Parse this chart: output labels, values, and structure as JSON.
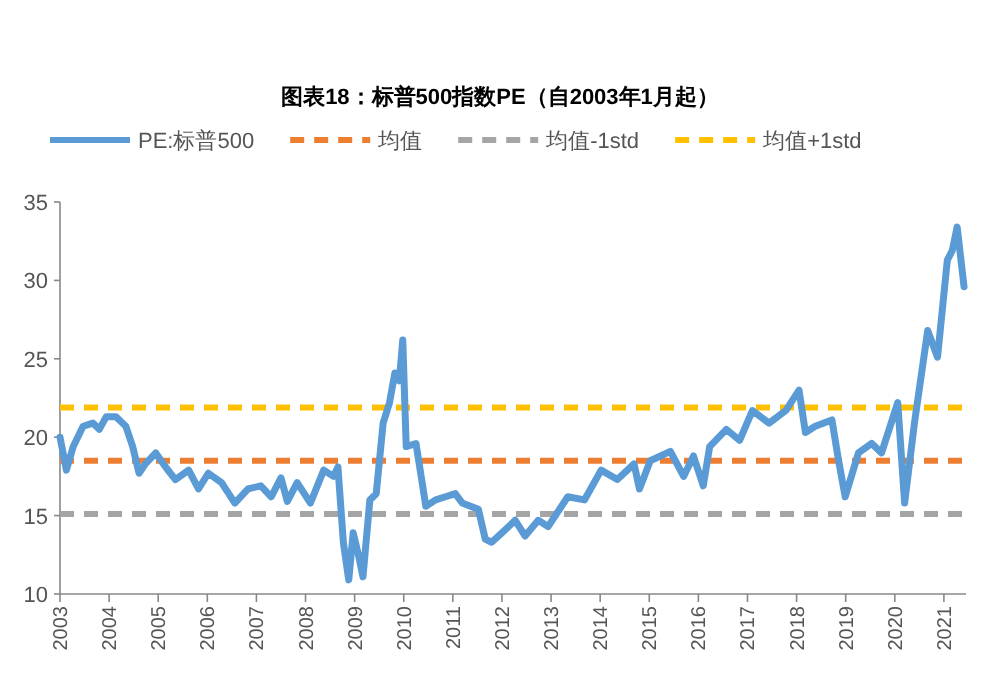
{
  "chart_data": {
    "type": "line",
    "title": "图表18：标普500指数PE（自2003年1月起）",
    "x": [
      2003.0,
      2003.13,
      2003.27,
      2003.47,
      2003.67,
      2003.8,
      2003.94,
      2004.14,
      2004.34,
      2004.48,
      2004.61,
      2004.74,
      2004.95,
      2005.15,
      2005.35,
      2005.62,
      2005.82,
      2006.02,
      2006.29,
      2006.56,
      2006.83,
      2007.09,
      2007.3,
      2007.5,
      2007.63,
      2007.83,
      2008.1,
      2008.37,
      2008.57,
      2008.66,
      2008.77,
      2008.88,
      2008.97,
      2009.07,
      2009.17,
      2009.31,
      2009.44,
      2009.58,
      2009.71,
      2009.82,
      2009.91,
      2009.98,
      2010.05,
      2010.25,
      2010.45,
      2010.65,
      2010.85,
      2011.05,
      2011.19,
      2011.52,
      2011.66,
      2011.79,
      2012.0,
      2012.27,
      2012.47,
      2012.74,
      2012.94,
      2013.34,
      2013.68,
      2014.02,
      2014.35,
      2014.69,
      2014.8,
      2015.02,
      2015.43,
      2015.7,
      2015.9,
      2016.1,
      2016.23,
      2016.57,
      2016.84,
      2017.1,
      2017.44,
      2017.78,
      2018.05,
      2018.18,
      2018.38,
      2018.72,
      2018.85,
      2018.99,
      2019.26,
      2019.53,
      2019.73,
      2020.06,
      2020.2,
      2020.4,
      2020.67,
      2020.87,
      2021.07,
      2021.17,
      2021.27,
      2021.41
    ],
    "series": [
      {
        "name": "PE:标普500",
        "color": "#5b9bd5",
        "values": [
          20.0,
          17.9,
          19.4,
          20.7,
          20.9,
          20.5,
          21.3,
          21.3,
          20.7,
          19.4,
          17.7,
          18.3,
          19.0,
          18.1,
          17.3,
          17.9,
          16.7,
          17.7,
          17.1,
          15.8,
          16.7,
          16.9,
          16.2,
          17.4,
          15.9,
          17.1,
          15.8,
          17.9,
          17.5,
          18.1,
          13.3,
          10.9,
          13.9,
          12.6,
          11.1,
          16.0,
          16.4,
          20.9,
          22.2,
          24.1,
          23.6,
          26.2,
          19.4,
          19.6,
          15.6,
          16.0,
          16.2,
          16.4,
          15.8,
          15.4,
          13.5,
          13.3,
          13.9,
          14.7,
          13.7,
          14.7,
          14.3,
          16.2,
          16.0,
          17.9,
          17.3,
          18.3,
          16.7,
          18.5,
          19.1,
          17.5,
          18.8,
          16.9,
          19.4,
          20.5,
          19.8,
          21.7,
          20.9,
          21.7,
          23.0,
          20.3,
          20.7,
          21.1,
          18.6,
          16.2,
          19.0,
          19.6,
          19.0,
          22.2,
          15.8,
          20.9,
          26.8,
          25.1,
          31.3,
          31.9,
          33.4,
          29.6
        ]
      }
    ],
    "ref_lines": [
      {
        "axis": "y",
        "value": 18.5,
        "label": "均值",
        "color": "#ed7d31",
        "line_style": "dashed"
      },
      {
        "axis": "y",
        "value": 15.1,
        "label": "均值-1std",
        "color": "#a5a5a5",
        "line_style": "dashed"
      },
      {
        "axis": "y",
        "value": 21.9,
        "label": "均值+1std",
        "color": "#ffc000",
        "line_style": "dashed"
      }
    ],
    "xlim": [
      2003,
      2021.45
    ],
    "xticks": [
      2003,
      2004,
      2005,
      2006,
      2007,
      2008,
      2009,
      2010,
      2011,
      2012,
      2013,
      2014,
      2015,
      2016,
      2017,
      2018,
      2019,
      2020,
      2021
    ],
    "ylim": [
      10,
      35
    ],
    "yticks": [
      10,
      15,
      20,
      25,
      30,
      35
    ],
    "legend": "top",
    "grid": false,
    "marker": "none",
    "line_style": "solid"
  }
}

* [Exercise] Filter the records above and return every line that holds the word "values".

* [Result of this task]
Parse this chart: output labels, values, and structure as JSON.
        "values": [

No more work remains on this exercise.